## WRITTEN TASK
Exclude the pictures and retype the entries as written.

## DATA ENTRIES
· · ·

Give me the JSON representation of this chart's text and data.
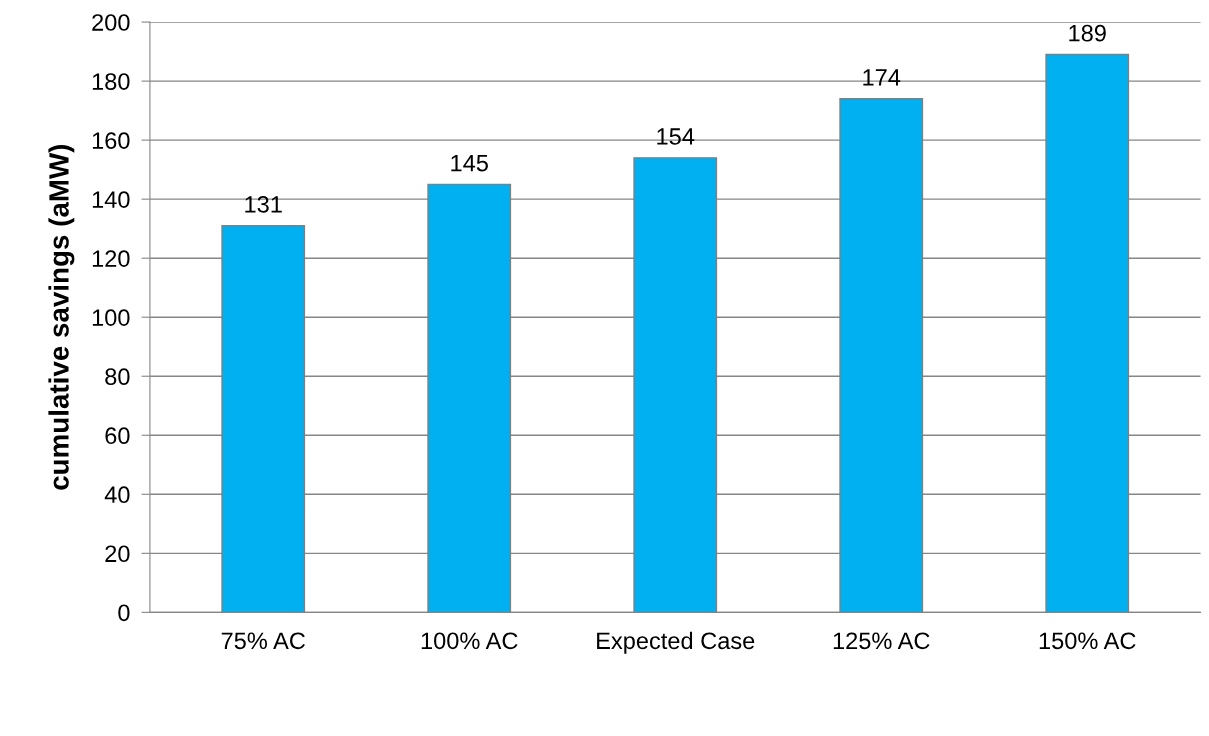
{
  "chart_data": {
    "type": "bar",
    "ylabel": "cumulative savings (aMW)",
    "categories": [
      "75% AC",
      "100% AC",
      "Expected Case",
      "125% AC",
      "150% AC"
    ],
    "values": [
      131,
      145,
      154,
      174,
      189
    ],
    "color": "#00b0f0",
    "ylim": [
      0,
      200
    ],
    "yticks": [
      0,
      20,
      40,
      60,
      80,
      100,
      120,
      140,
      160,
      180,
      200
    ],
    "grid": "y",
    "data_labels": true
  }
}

· · ·

## COMPLETED TASK
Give me the JSON representation of this chart's text and data.
{
  "chart_data": {
    "type": "bar",
    "ylabel": "cumulative savings (aMW)",
    "categories": [
      "75% AC",
      "100% AC",
      "Expected Case",
      "125% AC",
      "150% AC"
    ],
    "values": [
      131,
      145,
      154,
      174,
      189
    ],
    "color": "#00b0f0",
    "ylim": [
      0,
      200
    ],
    "yticks": [
      0,
      20,
      40,
      60,
      80,
      100,
      120,
      140,
      160,
      180,
      200
    ],
    "grid": "y",
    "data_labels": true
  }
}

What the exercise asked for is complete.